--- Source records ---

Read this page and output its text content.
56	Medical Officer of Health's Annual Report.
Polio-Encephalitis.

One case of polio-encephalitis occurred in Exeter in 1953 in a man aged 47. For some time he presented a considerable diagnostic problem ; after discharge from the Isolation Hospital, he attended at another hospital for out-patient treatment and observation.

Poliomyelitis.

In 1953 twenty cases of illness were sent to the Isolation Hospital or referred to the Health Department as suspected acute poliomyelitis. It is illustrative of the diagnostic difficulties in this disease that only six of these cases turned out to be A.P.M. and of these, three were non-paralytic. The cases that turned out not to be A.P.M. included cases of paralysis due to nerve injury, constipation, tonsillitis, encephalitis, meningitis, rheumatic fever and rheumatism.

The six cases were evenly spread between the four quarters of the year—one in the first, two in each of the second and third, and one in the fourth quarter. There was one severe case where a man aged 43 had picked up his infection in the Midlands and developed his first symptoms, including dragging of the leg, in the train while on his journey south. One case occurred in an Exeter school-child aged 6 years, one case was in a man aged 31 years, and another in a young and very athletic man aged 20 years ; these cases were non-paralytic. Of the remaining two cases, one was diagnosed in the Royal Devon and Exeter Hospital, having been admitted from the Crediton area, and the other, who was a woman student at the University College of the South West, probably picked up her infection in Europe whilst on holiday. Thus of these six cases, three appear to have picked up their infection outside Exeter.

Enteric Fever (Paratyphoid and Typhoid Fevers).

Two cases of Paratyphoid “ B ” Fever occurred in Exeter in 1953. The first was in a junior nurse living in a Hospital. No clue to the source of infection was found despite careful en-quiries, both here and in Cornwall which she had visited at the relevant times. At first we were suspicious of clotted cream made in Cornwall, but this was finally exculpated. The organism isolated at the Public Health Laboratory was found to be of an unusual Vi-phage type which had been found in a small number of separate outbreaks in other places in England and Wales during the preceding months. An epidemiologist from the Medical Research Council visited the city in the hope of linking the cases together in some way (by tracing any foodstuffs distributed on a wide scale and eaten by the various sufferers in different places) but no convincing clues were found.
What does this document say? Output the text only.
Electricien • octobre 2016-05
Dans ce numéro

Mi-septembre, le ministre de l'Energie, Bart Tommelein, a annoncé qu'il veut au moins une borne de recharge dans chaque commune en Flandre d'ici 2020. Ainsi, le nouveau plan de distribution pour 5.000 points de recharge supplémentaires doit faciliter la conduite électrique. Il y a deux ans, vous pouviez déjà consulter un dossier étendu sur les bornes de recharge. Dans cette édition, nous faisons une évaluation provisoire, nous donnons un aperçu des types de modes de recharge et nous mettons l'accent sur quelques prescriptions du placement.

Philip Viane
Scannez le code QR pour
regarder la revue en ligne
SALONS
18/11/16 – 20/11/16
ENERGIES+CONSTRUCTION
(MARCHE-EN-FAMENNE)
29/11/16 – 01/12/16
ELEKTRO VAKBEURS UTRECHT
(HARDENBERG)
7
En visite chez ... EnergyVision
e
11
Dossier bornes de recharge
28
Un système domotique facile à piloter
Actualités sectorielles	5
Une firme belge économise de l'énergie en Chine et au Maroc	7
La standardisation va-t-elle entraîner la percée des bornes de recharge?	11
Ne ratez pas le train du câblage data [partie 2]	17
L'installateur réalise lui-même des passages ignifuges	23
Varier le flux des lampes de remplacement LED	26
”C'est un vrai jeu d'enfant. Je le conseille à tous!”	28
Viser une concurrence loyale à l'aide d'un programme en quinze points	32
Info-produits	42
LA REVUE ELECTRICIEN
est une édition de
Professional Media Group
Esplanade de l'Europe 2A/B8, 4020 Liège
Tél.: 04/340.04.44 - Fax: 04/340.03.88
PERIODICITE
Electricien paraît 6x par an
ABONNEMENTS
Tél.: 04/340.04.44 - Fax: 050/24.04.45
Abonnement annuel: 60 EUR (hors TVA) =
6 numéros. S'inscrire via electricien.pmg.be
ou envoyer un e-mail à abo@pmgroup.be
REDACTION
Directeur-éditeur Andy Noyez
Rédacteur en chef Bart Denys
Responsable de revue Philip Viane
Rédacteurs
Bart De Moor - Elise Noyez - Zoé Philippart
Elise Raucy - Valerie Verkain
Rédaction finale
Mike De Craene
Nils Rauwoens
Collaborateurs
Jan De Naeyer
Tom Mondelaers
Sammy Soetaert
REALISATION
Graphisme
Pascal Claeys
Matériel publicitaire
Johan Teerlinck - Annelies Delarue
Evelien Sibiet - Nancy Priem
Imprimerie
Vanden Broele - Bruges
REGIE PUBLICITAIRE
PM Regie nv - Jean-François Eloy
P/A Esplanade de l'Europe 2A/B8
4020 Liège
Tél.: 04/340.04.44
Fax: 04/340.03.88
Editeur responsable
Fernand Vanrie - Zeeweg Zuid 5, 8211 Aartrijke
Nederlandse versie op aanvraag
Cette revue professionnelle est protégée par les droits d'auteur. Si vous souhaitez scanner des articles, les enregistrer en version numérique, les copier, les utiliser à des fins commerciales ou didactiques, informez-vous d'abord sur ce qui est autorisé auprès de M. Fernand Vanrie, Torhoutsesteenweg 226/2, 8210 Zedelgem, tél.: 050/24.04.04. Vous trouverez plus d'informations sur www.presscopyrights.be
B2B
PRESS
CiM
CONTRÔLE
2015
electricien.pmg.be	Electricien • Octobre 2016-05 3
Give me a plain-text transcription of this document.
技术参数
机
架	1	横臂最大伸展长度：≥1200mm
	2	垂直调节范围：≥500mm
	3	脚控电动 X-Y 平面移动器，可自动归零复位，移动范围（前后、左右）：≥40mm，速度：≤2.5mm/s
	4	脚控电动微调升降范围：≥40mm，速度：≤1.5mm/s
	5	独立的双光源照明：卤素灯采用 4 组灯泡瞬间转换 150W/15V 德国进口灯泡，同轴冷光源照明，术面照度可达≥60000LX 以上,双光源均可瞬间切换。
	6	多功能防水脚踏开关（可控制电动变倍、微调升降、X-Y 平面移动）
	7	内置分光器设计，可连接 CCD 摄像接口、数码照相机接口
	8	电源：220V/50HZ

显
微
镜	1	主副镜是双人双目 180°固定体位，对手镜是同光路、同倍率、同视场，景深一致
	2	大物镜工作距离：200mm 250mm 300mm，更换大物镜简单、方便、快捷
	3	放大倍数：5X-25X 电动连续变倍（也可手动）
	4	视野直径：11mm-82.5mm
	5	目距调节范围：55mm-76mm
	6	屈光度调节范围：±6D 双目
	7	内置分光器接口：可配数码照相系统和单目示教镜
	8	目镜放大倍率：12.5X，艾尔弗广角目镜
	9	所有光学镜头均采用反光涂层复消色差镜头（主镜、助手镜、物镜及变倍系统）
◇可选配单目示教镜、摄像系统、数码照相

---

Goal of the exercise:
Identify and copy lines that hold the string "Isolation".

Response below:
One case of polio-encephalitis occurred in Exeter in 1953 in a man aged 47. For some time he presented a considerable diagnostic problem ; after discharge from the Isolation Hospital, he attended at another hospital for out-patient treatment and observation.
In 1953 twenty cases of illness were sent to the Isolation Hospital or referred to the Health Department as suspected acute poliomyelitis. It is illustrative of the diagnostic difficulties in this disease that only six of these cases turned out to be A.P.M. and of these, three were non-paralytic. The cases that turned out not to be A.P.M. included cases of paralysis due to nerve injury, constipation, tonsillitis, encephalitis, meningitis, rheumatic fever and rheumatism.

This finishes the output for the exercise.